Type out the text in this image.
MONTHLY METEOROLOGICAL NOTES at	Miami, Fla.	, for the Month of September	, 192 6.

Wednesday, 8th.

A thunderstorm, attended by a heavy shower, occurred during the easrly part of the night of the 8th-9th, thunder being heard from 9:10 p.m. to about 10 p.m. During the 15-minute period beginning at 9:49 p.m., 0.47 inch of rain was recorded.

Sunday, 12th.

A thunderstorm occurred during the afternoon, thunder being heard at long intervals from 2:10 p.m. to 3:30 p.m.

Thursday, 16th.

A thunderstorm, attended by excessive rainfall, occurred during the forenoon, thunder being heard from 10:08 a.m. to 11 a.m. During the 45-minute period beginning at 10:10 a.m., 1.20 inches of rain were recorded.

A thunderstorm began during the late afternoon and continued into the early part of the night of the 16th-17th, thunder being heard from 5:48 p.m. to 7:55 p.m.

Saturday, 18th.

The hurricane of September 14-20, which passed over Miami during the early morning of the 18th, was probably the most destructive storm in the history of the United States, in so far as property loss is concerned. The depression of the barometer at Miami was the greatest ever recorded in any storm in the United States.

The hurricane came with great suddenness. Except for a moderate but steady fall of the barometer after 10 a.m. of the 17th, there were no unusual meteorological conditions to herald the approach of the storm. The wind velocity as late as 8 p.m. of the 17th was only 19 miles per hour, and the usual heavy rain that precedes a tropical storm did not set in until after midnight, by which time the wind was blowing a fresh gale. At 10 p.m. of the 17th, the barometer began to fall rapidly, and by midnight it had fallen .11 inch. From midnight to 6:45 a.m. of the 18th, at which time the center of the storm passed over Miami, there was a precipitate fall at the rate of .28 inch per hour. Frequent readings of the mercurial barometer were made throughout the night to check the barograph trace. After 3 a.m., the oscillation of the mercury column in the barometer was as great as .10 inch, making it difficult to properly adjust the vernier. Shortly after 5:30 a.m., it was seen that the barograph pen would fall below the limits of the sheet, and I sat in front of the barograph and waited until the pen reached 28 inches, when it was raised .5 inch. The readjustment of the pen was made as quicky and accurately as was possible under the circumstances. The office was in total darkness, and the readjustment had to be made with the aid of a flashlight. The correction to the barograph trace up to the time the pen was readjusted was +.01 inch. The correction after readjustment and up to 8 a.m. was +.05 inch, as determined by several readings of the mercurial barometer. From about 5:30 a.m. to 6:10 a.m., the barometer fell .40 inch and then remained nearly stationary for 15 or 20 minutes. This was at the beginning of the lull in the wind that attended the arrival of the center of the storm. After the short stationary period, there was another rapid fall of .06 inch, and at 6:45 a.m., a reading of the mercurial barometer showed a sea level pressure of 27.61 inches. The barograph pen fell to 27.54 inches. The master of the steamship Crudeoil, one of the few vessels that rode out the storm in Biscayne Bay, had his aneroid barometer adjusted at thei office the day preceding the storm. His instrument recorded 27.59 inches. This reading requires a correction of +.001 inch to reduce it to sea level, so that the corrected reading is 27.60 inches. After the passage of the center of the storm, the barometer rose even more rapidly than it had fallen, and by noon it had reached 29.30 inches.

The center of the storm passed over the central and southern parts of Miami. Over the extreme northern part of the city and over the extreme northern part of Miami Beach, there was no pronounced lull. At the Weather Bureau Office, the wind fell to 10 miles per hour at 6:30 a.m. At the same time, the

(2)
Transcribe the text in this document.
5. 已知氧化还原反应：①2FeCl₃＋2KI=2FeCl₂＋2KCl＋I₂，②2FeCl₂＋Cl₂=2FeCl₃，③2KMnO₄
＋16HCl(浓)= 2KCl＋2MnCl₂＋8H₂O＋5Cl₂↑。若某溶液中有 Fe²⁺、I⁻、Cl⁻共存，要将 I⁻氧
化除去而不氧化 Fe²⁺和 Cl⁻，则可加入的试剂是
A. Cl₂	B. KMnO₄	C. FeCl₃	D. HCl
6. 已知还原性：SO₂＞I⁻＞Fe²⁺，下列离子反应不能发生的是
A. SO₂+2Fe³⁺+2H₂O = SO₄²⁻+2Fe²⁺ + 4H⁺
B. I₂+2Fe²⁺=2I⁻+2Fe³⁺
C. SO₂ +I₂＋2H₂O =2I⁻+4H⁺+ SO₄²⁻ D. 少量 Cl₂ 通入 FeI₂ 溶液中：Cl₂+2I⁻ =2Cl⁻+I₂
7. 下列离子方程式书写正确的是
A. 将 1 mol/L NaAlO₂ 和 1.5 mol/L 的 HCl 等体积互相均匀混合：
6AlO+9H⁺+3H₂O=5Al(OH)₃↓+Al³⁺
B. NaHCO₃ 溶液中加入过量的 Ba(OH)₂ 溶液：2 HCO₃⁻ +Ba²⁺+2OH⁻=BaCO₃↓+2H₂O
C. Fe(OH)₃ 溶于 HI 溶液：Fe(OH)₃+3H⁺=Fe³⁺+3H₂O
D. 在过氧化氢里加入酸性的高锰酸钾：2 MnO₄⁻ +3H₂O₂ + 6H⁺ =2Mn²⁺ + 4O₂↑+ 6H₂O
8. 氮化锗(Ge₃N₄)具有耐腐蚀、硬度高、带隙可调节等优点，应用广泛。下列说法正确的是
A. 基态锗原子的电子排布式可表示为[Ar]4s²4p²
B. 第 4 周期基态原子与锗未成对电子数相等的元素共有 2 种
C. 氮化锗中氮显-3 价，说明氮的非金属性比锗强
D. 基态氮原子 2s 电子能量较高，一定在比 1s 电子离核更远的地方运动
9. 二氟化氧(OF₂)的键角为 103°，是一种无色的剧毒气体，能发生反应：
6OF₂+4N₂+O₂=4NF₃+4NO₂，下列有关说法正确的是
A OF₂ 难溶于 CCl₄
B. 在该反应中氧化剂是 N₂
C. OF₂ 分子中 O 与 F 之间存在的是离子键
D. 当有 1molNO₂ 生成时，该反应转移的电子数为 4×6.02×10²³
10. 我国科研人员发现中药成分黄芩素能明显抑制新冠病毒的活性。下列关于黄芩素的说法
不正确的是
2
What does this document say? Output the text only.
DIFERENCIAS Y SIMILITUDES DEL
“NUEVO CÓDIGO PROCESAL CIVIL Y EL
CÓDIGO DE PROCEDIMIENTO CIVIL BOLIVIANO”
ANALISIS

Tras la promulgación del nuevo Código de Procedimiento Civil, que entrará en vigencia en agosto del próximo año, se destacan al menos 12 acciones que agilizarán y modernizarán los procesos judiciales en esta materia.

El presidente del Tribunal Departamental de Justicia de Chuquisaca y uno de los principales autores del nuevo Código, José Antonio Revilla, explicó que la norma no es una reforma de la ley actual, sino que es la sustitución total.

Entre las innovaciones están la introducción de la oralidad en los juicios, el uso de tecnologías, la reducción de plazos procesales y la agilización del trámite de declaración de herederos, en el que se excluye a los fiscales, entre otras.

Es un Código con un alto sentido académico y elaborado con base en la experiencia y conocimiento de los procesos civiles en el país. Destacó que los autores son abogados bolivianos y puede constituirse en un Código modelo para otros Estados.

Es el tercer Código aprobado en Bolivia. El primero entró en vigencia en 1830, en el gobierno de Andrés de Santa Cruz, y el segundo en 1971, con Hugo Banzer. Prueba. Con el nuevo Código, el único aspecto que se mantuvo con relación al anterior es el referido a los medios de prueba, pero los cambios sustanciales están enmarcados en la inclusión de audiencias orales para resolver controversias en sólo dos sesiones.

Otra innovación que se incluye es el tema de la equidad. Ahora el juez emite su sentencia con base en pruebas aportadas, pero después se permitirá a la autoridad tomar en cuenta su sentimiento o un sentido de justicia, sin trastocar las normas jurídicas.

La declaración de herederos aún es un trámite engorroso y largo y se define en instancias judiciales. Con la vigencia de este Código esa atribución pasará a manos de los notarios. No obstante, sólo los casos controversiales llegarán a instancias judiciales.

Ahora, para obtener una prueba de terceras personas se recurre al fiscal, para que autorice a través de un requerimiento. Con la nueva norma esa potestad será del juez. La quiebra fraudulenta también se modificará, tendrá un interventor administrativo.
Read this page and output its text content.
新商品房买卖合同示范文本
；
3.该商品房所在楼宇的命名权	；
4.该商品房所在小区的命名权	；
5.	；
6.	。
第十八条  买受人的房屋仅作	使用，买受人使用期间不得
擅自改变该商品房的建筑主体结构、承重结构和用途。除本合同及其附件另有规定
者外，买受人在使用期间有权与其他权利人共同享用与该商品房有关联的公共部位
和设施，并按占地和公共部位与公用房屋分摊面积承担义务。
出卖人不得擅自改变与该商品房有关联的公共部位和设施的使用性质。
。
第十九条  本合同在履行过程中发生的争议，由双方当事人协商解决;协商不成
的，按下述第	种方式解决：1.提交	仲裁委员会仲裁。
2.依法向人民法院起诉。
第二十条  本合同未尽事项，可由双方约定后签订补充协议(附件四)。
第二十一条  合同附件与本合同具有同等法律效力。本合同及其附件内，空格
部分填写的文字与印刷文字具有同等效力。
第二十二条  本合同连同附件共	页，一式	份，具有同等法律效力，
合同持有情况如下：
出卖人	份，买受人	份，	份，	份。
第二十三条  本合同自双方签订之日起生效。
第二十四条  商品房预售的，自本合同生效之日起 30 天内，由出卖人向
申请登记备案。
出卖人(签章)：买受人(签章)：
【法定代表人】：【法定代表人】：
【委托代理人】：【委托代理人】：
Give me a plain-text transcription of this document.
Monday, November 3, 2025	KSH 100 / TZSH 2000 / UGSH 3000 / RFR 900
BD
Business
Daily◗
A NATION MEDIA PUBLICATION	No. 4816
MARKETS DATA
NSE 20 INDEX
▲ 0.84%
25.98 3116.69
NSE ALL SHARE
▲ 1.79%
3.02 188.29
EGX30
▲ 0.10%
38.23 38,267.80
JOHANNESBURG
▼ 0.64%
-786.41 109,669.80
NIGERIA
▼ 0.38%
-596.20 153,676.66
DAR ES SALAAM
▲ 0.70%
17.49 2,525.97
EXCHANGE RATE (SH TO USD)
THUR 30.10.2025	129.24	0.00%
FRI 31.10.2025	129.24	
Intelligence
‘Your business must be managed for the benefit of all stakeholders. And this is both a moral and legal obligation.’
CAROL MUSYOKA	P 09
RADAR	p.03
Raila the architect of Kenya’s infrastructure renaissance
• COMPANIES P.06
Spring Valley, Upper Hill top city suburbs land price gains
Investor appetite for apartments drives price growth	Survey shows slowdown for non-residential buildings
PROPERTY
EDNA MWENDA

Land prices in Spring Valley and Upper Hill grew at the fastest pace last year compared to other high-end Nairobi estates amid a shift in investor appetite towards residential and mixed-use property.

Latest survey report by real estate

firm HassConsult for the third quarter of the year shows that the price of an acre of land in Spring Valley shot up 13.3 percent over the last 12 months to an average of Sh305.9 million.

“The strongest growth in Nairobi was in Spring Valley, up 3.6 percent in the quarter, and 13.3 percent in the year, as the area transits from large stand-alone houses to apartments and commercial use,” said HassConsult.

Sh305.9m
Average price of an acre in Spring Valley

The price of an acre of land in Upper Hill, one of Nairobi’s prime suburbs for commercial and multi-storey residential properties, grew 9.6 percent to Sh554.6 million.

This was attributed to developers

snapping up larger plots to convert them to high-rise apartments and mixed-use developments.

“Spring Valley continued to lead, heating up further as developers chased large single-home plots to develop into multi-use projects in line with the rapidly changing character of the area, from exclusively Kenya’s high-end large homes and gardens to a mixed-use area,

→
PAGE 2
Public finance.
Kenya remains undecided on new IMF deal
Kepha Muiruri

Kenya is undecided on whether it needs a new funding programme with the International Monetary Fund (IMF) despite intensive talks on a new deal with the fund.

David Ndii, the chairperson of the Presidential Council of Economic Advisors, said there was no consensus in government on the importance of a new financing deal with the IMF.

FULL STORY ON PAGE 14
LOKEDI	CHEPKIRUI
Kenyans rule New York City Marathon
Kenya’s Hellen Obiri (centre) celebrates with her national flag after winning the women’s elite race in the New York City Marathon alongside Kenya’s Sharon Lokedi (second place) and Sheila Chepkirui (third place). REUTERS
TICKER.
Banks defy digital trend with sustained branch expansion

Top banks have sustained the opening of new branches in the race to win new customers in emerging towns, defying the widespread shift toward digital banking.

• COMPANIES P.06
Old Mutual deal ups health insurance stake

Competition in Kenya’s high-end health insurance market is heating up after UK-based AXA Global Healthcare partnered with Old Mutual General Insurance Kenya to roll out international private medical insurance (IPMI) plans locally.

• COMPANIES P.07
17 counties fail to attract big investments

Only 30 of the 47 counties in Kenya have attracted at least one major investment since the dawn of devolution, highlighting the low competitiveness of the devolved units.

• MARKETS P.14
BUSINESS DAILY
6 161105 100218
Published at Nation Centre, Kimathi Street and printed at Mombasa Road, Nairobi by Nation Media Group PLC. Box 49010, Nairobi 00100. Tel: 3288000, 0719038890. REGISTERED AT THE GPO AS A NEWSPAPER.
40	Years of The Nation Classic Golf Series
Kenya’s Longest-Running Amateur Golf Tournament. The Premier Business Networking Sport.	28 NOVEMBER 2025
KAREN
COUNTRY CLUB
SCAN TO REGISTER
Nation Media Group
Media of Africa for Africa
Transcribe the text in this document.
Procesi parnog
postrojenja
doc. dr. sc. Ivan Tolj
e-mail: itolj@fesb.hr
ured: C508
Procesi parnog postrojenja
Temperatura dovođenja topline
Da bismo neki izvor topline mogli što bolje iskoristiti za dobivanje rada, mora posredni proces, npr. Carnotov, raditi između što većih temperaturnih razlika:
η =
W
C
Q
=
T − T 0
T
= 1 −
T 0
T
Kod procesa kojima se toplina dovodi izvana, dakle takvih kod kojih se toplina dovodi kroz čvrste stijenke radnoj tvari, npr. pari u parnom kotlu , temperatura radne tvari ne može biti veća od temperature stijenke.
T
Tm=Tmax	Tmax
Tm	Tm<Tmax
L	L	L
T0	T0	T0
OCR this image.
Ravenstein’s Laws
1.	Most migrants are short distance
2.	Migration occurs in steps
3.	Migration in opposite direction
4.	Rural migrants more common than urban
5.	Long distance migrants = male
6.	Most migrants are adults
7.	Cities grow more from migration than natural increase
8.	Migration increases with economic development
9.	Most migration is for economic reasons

:::::

#### [GIVEN REQUEST]
In the records above, find each line that holds the word "HassConsult"; copy all such lines.

#### [RESULT FOR THIS TASK]
firm HassConsult for the third quarter of the year shows that the price of an acre of land in Spring Valley shot up 13.3 percent over the last 12 months to an average of Sh305.9 million.
“The strongest growth in Nairobi was in Spring Valley, up 3.6 percent in the quarter, and 13.3 percent in the year, as the area transits from large stand-alone houses to apartments and commercial use,” said HassConsult.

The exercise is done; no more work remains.